• [Directions]: Without the images, print all the entries below exactly as given.

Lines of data
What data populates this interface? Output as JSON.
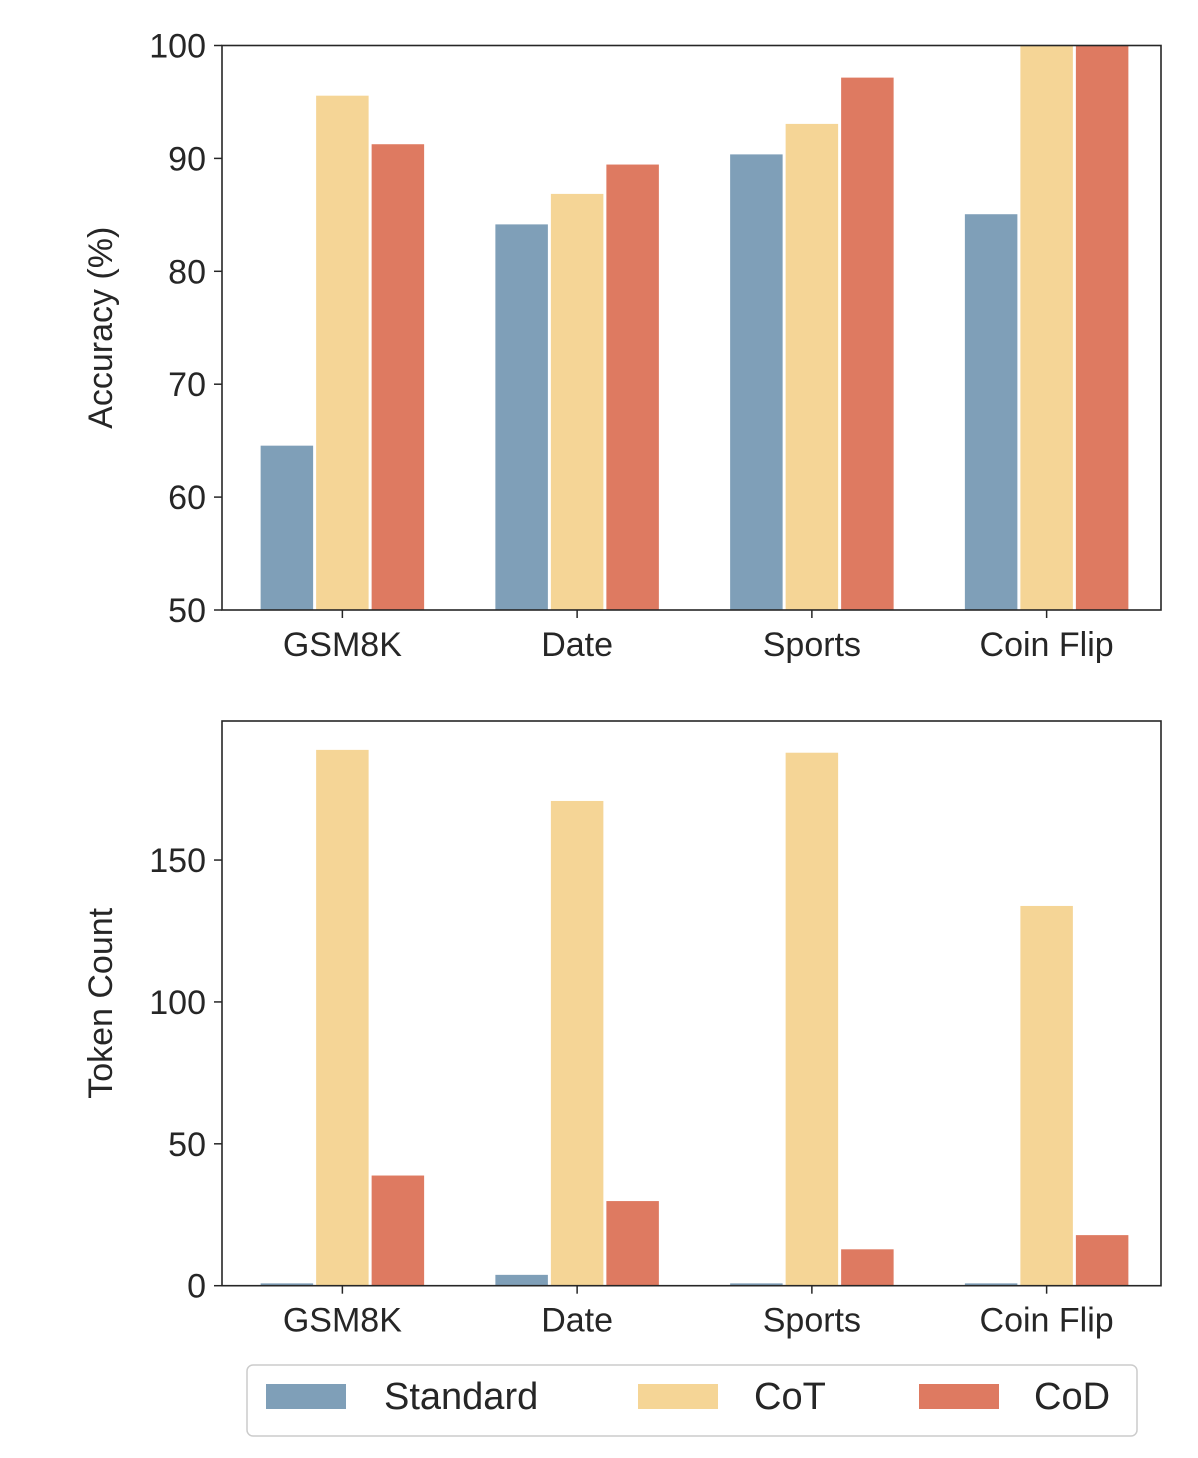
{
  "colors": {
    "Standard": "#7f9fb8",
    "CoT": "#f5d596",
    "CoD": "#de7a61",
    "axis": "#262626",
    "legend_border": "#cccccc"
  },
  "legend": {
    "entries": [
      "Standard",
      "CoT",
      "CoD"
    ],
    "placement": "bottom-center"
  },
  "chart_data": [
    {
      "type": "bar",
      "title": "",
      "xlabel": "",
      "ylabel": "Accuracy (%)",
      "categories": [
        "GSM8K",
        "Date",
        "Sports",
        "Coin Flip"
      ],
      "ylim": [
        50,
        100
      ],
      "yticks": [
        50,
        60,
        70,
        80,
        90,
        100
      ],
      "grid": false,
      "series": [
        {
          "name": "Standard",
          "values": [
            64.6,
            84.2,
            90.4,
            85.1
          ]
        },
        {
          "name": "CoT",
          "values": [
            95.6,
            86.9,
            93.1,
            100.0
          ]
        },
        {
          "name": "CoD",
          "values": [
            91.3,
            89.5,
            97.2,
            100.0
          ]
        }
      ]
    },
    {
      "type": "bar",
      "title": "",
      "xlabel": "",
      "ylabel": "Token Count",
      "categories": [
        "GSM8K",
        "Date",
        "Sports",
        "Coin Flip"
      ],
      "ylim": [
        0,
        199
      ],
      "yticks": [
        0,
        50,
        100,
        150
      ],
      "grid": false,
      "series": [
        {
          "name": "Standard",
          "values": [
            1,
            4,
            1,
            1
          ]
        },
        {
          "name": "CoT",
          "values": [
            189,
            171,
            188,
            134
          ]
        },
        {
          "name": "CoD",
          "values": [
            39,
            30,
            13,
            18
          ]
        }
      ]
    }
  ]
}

• [Task result]:
What data populates this interface? Output as JSON.
{
  "colors": {
    "Standard": "#7f9fb8",
    "CoT": "#f5d596",
    "CoD": "#de7a61",
    "axis": "#262626",
    "legend_border": "#cccccc"
  },
  "legend": {
    "entries": [
      "Standard",
      "CoT",
      "CoD"
    ],
    "placement": "bottom-center"
  },
  "chart_data": [
    {
      "type": "bar",
      "title": "",
      "xlabel": "",
      "ylabel": "Accuracy (%)",
      "categories": [
        "GSM8K",
        "Date",
        "Sports",
        "Coin Flip"
      ],
      "ylim": [
        50,
        100
      ],
      "yticks": [
        50,
        60,
        70,
        80,
        90,
        100
      ],
      "grid": false,
      "series": [
        {
          "name": "Standard",
          "values": [
            64.6,
            84.2,
            90.4,
            85.1
          ]
        },
        {
          "name": "CoT",
          "values": [
            95.6,
            86.9,
            93.1,
            100.0
          ]
        },
        {
          "name": "CoD",
          "values": [
            91.3,
            89.5,
            97.2,
            100.0
          ]
        }
      ]
    },
    {
      "type": "bar",
      "title": "",
      "xlabel": "",
      "ylabel": "Token Count",
      "categories": [
        "GSM8K",
        "Date",
        "Sports",
        "Coin Flip"
      ],
      "ylim": [
        0,
        199
      ],
      "yticks": [
        0,
        50,
        100,
        150
      ],
      "grid": false,
      "series": [
        {
          "name": "Standard",
          "values": [
            1,
            4,
            1,
            1
          ]
        },
        {
          "name": "CoT",
          "values": [
            189,
            171,
            188,
            134
          ]
        },
        {
          "name": "CoD",
          "values": [
            39,
            30,
            13,
            18
          ]
        }
      ]
    }
  ]
}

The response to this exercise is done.